Reproduce each line bearing the word "genre".

(Collected data entries)
>>>>

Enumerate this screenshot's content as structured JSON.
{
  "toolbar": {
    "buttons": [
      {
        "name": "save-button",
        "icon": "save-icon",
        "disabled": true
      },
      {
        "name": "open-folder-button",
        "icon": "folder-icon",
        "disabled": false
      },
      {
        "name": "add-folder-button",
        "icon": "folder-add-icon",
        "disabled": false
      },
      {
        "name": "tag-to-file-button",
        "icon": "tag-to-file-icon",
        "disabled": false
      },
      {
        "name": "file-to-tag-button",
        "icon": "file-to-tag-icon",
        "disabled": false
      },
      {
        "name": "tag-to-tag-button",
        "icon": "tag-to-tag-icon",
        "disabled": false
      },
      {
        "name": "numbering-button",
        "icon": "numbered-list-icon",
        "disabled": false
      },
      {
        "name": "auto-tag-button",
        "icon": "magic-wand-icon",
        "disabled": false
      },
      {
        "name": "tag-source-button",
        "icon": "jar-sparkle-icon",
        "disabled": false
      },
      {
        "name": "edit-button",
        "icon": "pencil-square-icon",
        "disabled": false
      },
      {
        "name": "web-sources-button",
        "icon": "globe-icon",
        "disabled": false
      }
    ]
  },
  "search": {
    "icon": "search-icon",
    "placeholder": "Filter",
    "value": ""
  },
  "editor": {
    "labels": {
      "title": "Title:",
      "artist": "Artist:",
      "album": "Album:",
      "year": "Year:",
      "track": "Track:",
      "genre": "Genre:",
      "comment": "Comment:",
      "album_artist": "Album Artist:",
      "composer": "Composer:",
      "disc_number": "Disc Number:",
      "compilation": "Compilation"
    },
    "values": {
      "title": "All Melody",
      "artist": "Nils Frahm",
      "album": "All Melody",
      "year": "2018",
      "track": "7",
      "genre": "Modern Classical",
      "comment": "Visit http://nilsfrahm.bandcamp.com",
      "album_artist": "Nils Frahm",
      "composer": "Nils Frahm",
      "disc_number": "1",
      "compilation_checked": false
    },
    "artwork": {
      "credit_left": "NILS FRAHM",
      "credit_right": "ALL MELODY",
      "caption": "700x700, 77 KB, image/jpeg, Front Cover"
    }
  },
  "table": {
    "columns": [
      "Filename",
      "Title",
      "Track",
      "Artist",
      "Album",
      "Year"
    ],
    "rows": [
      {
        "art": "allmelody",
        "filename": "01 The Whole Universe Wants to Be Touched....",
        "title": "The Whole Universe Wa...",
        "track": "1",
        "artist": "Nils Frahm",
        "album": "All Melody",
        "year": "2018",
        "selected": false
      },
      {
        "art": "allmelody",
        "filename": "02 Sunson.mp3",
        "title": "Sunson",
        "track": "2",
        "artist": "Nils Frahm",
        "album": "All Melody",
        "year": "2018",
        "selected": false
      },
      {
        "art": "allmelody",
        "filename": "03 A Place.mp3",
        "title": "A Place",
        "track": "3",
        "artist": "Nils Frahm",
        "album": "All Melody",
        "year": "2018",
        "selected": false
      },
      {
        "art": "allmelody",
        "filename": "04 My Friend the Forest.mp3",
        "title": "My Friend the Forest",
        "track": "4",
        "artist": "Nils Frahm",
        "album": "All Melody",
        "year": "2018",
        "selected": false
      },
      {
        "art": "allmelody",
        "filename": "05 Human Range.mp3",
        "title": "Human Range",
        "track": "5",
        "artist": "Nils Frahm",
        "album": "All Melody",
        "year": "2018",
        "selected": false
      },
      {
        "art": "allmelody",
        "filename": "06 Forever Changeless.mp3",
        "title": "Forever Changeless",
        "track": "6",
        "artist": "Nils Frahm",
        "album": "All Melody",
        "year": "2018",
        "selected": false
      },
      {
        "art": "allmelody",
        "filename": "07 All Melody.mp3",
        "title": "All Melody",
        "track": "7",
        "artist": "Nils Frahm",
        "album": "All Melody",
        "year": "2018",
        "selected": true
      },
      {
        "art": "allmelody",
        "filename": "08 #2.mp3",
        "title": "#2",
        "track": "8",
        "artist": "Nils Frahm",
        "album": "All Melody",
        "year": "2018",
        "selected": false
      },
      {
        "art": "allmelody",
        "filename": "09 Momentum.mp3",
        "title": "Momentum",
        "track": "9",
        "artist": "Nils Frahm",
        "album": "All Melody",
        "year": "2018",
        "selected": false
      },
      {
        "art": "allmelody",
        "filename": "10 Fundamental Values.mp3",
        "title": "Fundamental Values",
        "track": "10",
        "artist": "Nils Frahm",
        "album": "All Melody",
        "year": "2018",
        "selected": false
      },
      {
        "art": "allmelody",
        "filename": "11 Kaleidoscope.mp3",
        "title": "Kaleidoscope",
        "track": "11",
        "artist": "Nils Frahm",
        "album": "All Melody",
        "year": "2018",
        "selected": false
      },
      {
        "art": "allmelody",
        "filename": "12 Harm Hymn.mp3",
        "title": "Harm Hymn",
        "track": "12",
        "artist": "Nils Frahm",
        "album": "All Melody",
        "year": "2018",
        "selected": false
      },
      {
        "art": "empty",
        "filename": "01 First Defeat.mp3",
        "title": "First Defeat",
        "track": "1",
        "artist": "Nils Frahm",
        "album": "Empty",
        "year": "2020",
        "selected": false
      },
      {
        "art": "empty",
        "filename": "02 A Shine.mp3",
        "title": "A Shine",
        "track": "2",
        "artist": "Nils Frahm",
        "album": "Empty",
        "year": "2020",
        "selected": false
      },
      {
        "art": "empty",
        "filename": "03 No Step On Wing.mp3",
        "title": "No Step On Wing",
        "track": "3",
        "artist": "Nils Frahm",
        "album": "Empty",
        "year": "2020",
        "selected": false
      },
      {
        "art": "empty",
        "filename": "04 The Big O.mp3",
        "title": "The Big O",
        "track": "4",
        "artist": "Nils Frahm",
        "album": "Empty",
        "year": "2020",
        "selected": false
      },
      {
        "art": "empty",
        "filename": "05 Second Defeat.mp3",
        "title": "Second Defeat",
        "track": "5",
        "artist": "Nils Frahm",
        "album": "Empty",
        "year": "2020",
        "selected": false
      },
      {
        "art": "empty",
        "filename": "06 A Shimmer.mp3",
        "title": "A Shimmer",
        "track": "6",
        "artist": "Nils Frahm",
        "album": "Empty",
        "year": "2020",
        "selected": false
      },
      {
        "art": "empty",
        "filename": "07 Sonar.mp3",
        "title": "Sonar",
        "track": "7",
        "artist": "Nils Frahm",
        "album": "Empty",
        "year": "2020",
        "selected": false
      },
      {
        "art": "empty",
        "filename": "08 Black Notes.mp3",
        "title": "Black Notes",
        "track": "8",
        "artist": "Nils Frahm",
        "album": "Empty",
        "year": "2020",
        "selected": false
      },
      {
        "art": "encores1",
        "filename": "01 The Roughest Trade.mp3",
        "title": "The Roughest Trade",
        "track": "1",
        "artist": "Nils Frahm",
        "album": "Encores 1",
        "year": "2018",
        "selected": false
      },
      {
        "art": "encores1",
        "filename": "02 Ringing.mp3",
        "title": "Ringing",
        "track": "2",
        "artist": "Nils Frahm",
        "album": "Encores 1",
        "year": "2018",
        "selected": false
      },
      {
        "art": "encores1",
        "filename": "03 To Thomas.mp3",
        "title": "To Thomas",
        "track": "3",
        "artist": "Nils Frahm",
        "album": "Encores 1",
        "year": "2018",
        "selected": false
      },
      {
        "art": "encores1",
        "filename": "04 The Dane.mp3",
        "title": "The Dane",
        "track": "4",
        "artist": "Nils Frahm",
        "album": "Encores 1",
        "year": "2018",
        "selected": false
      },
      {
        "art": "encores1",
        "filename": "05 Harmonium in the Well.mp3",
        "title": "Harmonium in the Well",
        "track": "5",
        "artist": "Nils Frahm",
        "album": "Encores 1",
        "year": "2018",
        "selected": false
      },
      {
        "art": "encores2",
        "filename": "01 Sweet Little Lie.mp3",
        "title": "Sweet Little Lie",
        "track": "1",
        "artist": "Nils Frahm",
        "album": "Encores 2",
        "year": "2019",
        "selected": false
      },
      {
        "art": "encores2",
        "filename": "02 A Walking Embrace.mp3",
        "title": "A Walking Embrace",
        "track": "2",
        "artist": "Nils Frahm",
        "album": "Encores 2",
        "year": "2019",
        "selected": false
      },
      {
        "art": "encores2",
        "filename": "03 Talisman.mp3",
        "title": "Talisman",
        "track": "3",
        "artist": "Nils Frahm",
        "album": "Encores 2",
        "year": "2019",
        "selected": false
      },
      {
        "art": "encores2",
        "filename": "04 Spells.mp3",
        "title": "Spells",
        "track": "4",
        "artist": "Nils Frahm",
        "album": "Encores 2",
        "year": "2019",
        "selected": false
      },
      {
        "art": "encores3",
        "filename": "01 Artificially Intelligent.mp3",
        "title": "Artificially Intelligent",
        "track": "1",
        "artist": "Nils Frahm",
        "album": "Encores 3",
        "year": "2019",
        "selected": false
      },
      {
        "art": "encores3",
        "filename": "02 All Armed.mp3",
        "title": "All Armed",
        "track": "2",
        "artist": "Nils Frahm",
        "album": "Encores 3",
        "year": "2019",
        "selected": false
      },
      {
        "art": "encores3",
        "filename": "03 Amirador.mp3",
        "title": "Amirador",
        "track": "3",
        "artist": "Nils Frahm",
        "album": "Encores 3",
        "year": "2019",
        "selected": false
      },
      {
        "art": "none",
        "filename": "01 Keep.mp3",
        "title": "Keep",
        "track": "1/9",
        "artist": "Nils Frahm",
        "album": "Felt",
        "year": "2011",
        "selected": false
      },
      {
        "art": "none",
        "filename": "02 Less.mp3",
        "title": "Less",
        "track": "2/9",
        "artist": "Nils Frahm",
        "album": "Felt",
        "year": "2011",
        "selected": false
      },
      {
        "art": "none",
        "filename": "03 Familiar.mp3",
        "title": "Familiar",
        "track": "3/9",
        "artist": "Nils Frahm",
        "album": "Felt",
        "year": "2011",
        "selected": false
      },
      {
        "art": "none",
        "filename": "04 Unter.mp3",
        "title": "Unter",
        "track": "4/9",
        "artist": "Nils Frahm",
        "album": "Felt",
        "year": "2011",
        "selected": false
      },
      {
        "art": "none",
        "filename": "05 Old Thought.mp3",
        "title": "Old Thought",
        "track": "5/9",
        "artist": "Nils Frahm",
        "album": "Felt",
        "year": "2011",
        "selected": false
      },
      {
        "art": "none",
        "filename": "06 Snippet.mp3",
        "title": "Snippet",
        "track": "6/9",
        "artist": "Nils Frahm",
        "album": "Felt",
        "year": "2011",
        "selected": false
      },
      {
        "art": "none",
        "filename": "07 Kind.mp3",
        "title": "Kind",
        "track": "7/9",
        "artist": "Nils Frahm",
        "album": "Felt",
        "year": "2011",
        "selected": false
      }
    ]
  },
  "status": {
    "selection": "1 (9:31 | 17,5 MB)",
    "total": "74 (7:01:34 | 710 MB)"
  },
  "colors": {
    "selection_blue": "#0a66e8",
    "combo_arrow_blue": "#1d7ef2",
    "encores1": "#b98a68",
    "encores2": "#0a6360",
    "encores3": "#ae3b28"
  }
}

<<<<

_RESULT_.
      "genre": "Genre:",
      "genre": "Modern Classical",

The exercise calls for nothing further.